▸ Given data:
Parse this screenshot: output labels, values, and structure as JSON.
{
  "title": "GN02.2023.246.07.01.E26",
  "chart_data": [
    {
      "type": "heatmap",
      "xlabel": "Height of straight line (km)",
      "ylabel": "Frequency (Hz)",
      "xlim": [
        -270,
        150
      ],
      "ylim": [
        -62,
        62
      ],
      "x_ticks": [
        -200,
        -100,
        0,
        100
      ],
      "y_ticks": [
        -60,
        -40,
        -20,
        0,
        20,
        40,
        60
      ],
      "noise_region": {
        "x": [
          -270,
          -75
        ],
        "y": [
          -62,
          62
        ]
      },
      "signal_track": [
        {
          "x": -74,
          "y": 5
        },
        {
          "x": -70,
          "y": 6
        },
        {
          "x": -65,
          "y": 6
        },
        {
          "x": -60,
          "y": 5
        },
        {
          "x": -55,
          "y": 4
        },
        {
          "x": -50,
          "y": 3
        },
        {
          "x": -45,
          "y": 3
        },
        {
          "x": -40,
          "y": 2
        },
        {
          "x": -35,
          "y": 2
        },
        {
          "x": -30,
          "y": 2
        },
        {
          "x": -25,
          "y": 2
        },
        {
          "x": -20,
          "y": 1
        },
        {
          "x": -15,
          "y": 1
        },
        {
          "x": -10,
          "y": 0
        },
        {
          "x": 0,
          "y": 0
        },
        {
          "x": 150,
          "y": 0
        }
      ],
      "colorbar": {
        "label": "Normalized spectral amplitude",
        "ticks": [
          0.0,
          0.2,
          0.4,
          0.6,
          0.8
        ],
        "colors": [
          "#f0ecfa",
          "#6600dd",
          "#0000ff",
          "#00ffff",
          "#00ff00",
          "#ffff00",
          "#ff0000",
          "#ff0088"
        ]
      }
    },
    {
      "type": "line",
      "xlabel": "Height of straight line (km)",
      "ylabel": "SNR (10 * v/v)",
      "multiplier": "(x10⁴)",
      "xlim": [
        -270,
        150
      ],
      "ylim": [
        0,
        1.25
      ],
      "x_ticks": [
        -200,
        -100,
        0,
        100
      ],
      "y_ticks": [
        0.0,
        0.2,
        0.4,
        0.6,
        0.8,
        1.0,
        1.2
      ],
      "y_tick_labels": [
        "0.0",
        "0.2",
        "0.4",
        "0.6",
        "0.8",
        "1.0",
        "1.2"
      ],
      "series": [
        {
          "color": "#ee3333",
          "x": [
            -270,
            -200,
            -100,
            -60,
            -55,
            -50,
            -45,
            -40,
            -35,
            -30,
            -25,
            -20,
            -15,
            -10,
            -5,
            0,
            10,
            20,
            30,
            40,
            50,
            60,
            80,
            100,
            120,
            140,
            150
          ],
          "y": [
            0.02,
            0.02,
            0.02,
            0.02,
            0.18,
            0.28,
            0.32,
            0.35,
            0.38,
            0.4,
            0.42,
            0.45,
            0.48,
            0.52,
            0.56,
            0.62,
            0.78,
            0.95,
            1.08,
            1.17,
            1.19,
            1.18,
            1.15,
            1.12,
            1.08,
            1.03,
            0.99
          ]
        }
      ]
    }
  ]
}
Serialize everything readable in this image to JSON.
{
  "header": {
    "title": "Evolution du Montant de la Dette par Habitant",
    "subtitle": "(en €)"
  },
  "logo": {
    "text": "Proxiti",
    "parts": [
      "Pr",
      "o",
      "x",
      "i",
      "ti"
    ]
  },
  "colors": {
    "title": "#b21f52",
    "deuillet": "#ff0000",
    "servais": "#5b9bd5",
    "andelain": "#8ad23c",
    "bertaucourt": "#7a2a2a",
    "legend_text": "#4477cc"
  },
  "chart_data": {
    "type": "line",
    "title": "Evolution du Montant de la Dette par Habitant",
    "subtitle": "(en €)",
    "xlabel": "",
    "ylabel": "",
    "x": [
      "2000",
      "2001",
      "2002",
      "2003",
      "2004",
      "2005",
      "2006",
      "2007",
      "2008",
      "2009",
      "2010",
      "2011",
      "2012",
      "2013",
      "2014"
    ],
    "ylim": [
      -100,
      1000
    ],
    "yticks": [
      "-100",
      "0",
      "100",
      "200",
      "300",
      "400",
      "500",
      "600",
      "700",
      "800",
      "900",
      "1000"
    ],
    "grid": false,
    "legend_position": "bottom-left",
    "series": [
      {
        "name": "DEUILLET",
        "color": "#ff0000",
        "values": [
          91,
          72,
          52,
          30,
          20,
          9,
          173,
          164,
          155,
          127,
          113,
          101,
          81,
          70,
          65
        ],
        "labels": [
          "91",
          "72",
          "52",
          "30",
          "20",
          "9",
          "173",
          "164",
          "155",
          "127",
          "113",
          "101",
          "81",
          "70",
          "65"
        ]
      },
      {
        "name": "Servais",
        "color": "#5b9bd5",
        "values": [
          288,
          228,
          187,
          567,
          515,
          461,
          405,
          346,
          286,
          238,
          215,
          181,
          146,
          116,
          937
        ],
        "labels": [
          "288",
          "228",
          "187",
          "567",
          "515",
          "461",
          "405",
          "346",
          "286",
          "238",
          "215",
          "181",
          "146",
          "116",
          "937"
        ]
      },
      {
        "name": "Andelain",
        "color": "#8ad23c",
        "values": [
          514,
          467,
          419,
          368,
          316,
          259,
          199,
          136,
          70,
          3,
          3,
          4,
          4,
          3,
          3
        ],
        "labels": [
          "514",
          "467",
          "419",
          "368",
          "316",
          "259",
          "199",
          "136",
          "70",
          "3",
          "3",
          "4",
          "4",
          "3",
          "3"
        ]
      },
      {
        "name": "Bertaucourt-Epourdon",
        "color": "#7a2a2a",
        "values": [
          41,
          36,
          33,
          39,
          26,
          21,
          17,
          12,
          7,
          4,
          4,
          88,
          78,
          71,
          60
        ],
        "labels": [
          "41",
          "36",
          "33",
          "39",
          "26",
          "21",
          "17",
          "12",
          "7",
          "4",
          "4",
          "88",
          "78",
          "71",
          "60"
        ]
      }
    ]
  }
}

▸ Instructions to follow: From the first line to the last, retype the data exactly.

▸ Written solution:
Parse this screenshot: output labels, values, and structure as JSON.
{
  "title": "GN02.2023.246.07.01.E26",
  "chart_data": [
    {
      "type": "heatmap",
      "xlabel": "Height of straight line (km)",
      "ylabel": "Frequency (Hz)",
      "xlim": [
        -270,
        150
      ],
      "ylim": [
        -62,
        62
      ],
      "x_ticks": [
        -200,
        -100,
        0,
        100
      ],
      "y_ticks": [
        -60,
        -40,
        -20,
        0,
        20,
        40,
        60
      ],
      "noise_region": {
        "x": [
          -270,
          -75
        ],
        "y": [
          -62,
          62
        ]
      },
      "signal_track": [
        {
          "x": -74,
          "y": 5
        },
        {
          "x": -70,
          "y": 6
        },
        {
          "x": -65,
          "y": 6
        },
        {
          "x": -60,
          "y": 5
        },
        {
          "x": -55,
          "y": 4
        },
        {
          "x": -50,
          "y": 3
        },
        {
          "x": -45,
          "y": 3
        },
        {
          "x": -40,
          "y": 2
        },
        {
          "x": -35,
          "y": 2
        },
        {
          "x": -30,
          "y": 2
        },
        {
          "x": -25,
          "y": 2
        },
        {
          "x": -20,
          "y": 1
        },
        {
          "x": -15,
          "y": 1
        },
        {
          "x": -10,
          "y": 0
        },
        {
          "x": 0,
          "y": 0
        },
        {
          "x": 150,
          "y": 0
        }
      ],
      "colorbar": {
        "label": "Normalized spectral amplitude",
        "ticks": [
          0.0,
          0.2,
          0.4,
          0.6,
          0.8
        ],
        "colors": [
          "#f0ecfa",
          "#6600dd",
          "#0000ff",
          "#00ffff",
          "#00ff00",
          "#ffff00",
          "#ff0000",
          "#ff0088"
        ]
      }
    },
    {
      "type": "line",
      "xlabel": "Height of straight line (km)",
      "ylabel": "SNR (10 * v/v)",
      "multiplier": "(x10⁴)",
      "xlim": [
        -270,
        150
      ],
      "ylim": [
        0,
        1.25
      ],
      "x_ticks": [
        -200,
        -100,
        0,
        100
      ],
      "y_ticks": [
        0.0,
        0.2,
        0.4,
        0.6,
        0.8,
        1.0,
        1.2
      ],
      "y_tick_labels": [
        "0.0",
        "0.2",
        "0.4",
        "0.6",
        "0.8",
        "1.0",
        "1.2"
      ],
      "series": [
        {
          "color": "#ee3333",
          "x": [
            -270,
            -200,
            -100,
            -60,
            -55,
            -50,
            -45,
            -40,
            -35,
            -30,
            -25,
            -20,
            -15,
            -10,
            -5,
            0,
            10,
            20,
            30,
            40,
            50,
            60,
            80,
            100,
            120,
            140,
            150
          ],
          "y": [
            0.02,
            0.02,
            0.02,
            0.02,
            0.18,
            0.28,
            0.32,
            0.35,
            0.38,
            0.4,
            0.42,
            0.45,
            0.48,
            0.52,
            0.56,
            0.62,
            0.78,
            0.95,
            1.08,
            1.17,
            1.19,
            1.18,
            1.15,
            1.12,
            1.08,
            1.03,
            0.99
          ]
        }
      ]
    }
  ]
}
Serialize everything readable in this image to JSON.
{
  "header": {
    "title": "Evolution du Montant de la Dette par Habitant",
    "subtitle": "(en €)"
  },
  "logo": {
    "text": "Proxiti",
    "parts": [
      "Pr",
      "o",
      "x",
      "i",
      "ti"
    ]
  },
  "colors": {
    "title": "#b21f52",
    "deuillet": "#ff0000",
    "servais": "#5b9bd5",
    "andelain": "#8ad23c",
    "bertaucourt": "#7a2a2a",
    "legend_text": "#4477cc"
  },
  "chart_data": {
    "type": "line",
    "title": "Evolution du Montant de la Dette par Habitant",
    "subtitle": "(en €)",
    "xlabel": "",
    "ylabel": "",
    "x": [
      "2000",
      "2001",
      "2002",
      "2003",
      "2004",
      "2005",
      "2006",
      "2007",
      "2008",
      "2009",
      "2010",
      "2011",
      "2012",
      "2013",
      "2014"
    ],
    "ylim": [
      -100,
      1000
    ],
    "yticks": [
      "-100",
      "0",
      "100",
      "200",
      "300",
      "400",
      "500",
      "600",
      "700",
      "800",
      "900",
      "1000"
    ],
    "grid": false,
    "legend_position": "bottom-left",
    "series": [
      {
        "name": "DEUILLET",
        "color": "#ff0000",
        "values": [
          91,
          72,
          52,
          30,
          20,
          9,
          173,
          164,
          155,
          127,
          113,
          101,
          81,
          70,
          65
        ],
        "labels": [
          "91",
          "72",
          "52",
          "30",
          "20",
          "9",
          "173",
          "164",
          "155",
          "127",
          "113",
          "101",
          "81",
          "70",
          "65"
        ]
      },
      {
        "name": "Servais",
        "color": "#5b9bd5",
        "values": [
          288,
          228,
          187,
          567,
          515,
          461,
          405,
          346,
          286,
          238,
          215,
          181,
          146,
          116,
          937
        ],
        "labels": [
          "288",
          "228",
          "187",
          "567",
          "515",
          "461",
          "405",
          "346",
          "286",
          "238",
          "215",
          "181",
          "146",
          "116",
          "937"
        ]
      },
      {
        "name": "Andelain",
        "color": "#8ad23c",
        "values": [
          514,
          467,
          419,
          368,
          316,
          259,
          199,
          136,
          70,
          3,
          3,
          4,
          4,
          3,
          3
        ],
        "labels": [
          "514",
          "467",
          "419",
          "368",
          "316",
          "259",
          "199",
          "136",
          "70",
          "3",
          "3",
          "4",
          "4",
          "3",
          "3"
        ]
      },
      {
        "name": "Bertaucourt-Epourdon",
        "color": "#7a2a2a",
        "values": [
          41,
          36,
          33,
          39,
          26,
          21,
          17,
          12,
          7,
          4,
          4,
          88,
          78,
          71,
          60
        ],
        "labels": [
          "41",
          "36",
          "33",
          "39",
          "26",
          "21",
          "17",
          "12",
          "7",
          "4",
          "4",
          "88",
          "78",
          "71",
          "60"
        ]
      }
    ]
  }
}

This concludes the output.